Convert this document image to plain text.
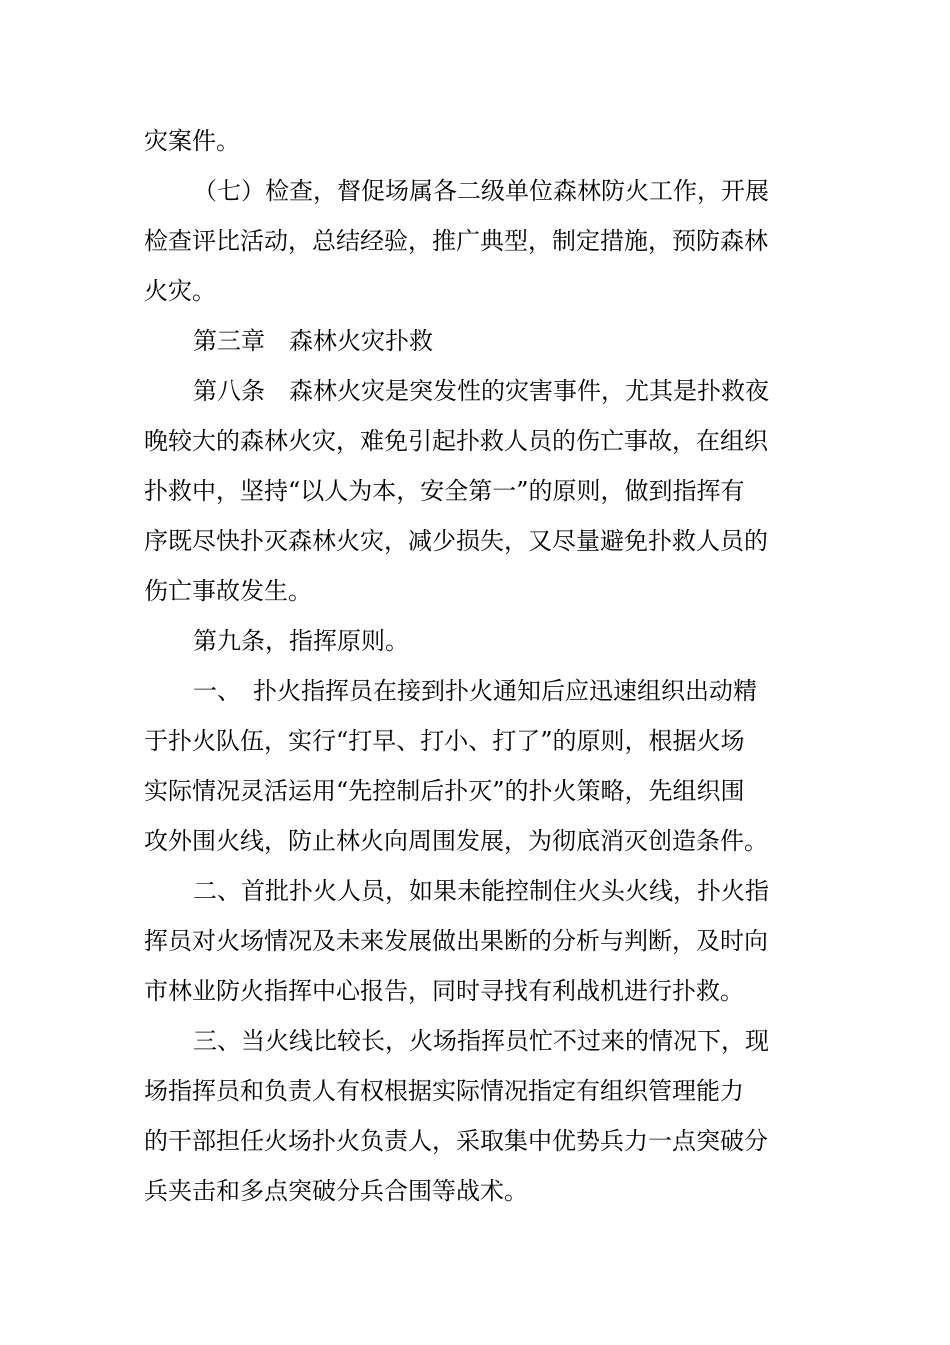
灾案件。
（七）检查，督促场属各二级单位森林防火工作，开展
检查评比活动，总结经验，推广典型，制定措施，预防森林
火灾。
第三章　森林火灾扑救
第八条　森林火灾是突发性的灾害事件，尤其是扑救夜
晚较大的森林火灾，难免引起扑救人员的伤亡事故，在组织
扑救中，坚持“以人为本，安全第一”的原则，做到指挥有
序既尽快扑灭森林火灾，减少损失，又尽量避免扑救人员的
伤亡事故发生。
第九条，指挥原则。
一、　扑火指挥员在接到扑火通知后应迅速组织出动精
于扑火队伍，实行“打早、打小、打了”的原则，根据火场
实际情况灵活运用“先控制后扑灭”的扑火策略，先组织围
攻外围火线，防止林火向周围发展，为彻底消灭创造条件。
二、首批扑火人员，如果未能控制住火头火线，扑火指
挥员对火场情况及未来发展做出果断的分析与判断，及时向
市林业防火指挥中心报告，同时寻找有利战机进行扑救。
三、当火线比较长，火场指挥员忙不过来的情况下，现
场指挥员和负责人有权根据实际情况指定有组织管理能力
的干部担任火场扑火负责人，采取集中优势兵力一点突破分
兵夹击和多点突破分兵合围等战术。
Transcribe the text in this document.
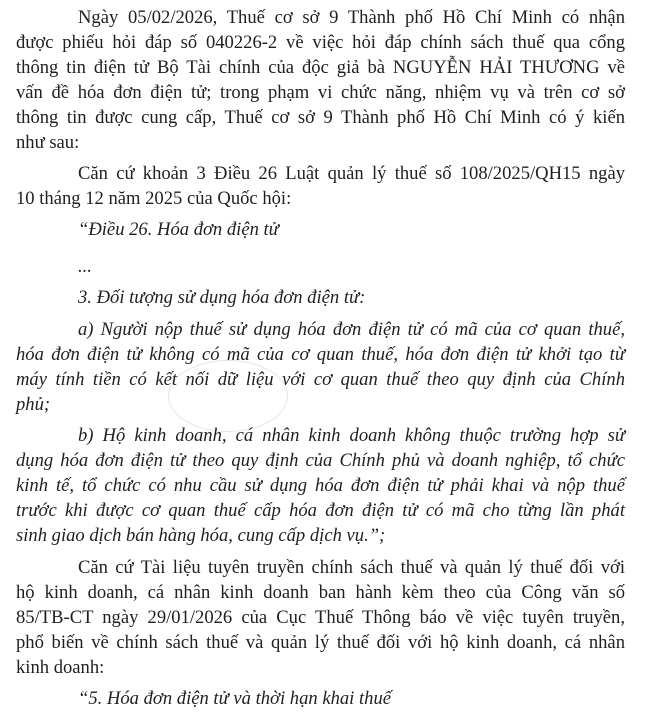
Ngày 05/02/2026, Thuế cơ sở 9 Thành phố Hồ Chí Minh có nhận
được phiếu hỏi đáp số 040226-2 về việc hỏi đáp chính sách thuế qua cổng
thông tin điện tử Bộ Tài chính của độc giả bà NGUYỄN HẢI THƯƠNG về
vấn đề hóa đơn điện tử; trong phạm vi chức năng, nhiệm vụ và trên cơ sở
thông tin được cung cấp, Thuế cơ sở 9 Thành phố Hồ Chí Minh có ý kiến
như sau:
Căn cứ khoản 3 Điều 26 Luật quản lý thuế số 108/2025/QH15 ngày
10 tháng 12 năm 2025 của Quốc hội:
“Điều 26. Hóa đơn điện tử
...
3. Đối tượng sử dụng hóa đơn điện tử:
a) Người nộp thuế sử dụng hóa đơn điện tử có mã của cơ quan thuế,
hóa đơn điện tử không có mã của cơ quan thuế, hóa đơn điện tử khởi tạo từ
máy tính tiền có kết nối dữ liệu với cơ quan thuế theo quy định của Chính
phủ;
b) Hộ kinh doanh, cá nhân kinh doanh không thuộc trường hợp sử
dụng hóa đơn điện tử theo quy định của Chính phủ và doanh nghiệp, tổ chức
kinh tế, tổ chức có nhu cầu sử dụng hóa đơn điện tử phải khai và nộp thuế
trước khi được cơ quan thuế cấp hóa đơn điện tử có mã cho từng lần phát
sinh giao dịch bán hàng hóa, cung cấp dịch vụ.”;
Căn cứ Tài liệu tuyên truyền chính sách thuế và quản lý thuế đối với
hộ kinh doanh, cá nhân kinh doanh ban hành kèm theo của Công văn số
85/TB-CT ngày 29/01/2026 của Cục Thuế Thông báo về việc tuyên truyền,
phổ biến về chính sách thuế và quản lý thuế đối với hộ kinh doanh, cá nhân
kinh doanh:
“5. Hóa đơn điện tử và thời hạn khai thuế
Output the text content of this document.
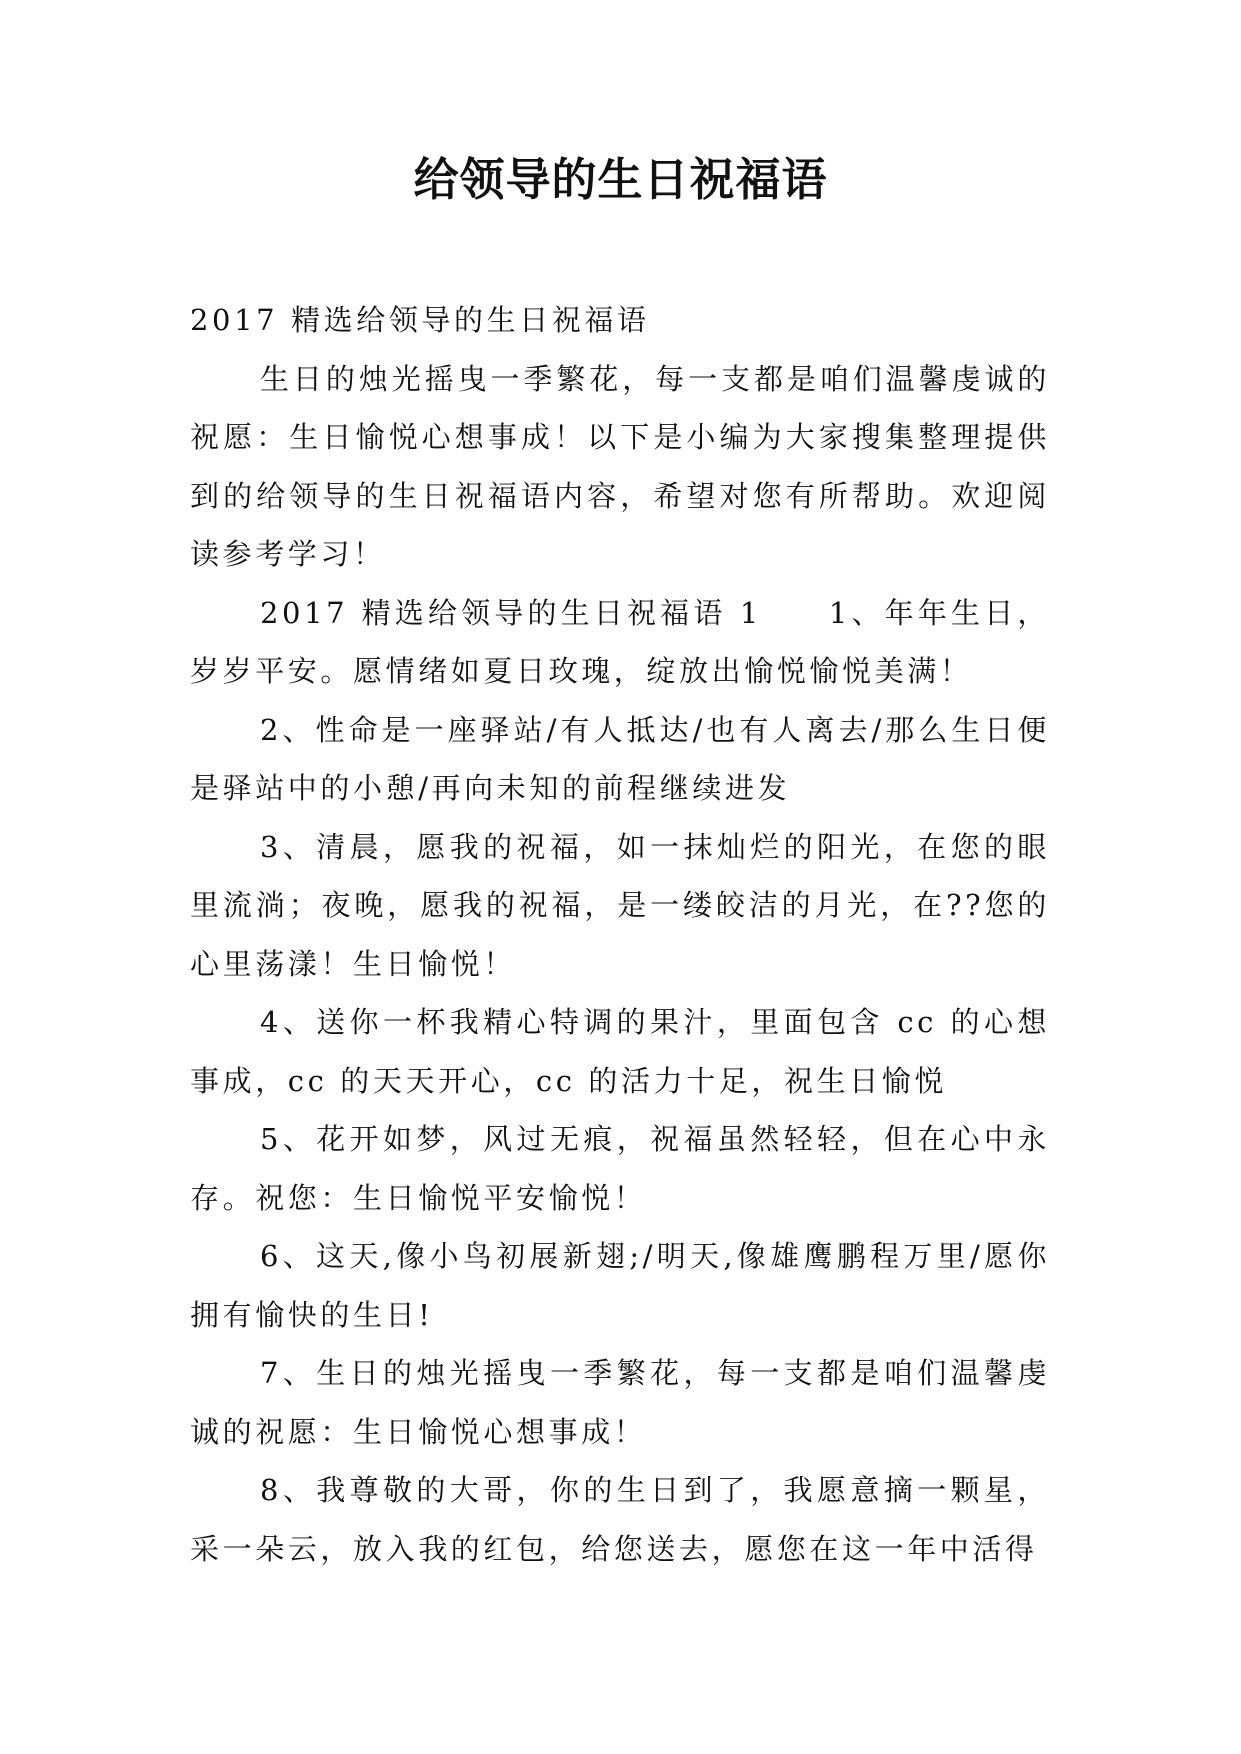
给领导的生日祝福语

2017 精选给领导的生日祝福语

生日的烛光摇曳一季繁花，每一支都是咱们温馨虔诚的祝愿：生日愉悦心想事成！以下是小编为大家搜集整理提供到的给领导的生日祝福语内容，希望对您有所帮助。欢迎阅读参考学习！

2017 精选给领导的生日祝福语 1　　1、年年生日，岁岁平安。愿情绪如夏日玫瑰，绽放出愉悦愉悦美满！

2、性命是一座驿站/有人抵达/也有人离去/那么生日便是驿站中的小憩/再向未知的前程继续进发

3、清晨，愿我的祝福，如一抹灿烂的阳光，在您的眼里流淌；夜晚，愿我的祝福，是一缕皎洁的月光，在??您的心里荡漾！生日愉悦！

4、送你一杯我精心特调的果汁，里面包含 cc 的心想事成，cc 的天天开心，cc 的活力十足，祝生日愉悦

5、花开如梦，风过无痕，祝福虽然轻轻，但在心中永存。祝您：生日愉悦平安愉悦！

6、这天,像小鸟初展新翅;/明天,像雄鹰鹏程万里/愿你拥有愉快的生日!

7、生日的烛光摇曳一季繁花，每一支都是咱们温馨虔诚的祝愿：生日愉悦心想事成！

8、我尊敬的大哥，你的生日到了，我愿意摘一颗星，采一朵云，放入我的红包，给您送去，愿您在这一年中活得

Short task: Reproduce exactly, and only, the lines from the one containing "Output the text content of this document." through the last line of the records above, both included, leaving out any pictures.

Written reply:
Output the text content of this document.
给领导的生日祝福语

2017 精选给领导的生日祝福语

生日的烛光摇曳一季繁花，每一支都是咱们温馨虔诚的祝愿：生日愉悦心想事成！以下是小编为大家搜集整理提供到的给领导的生日祝福语内容，希望对您有所帮助。欢迎阅读参考学习！

2017 精选给领导的生日祝福语 1　　1、年年生日，岁岁平安。愿情绪如夏日玫瑰，绽放出愉悦愉悦美满！

2、性命是一座驿站/有人抵达/也有人离去/那么生日便是驿站中的小憩/再向未知的前程继续进发

3、清晨，愿我的祝福，如一抹灿烂的阳光，在您的眼里流淌；夜晚，愿我的祝福，是一缕皎洁的月光，在??您的心里荡漾！生日愉悦！

4、送你一杯我精心特调的果汁，里面包含 cc 的心想事成，cc 的天天开心，cc 的活力十足，祝生日愉悦

5、花开如梦，风过无痕，祝福虽然轻轻，但在心中永存。祝您：生日愉悦平安愉悦！

6、这天,像小鸟初展新翅;/明天,像雄鹰鹏程万里/愿你拥有愉快的生日!

7、生日的烛光摇曳一季繁花，每一支都是咱们温馨虔诚的祝愿：生日愉悦心想事成！

8、我尊敬的大哥，你的生日到了，我愿意摘一颗星，采一朵云，放入我的红包，给您送去，愿您在这一年中活得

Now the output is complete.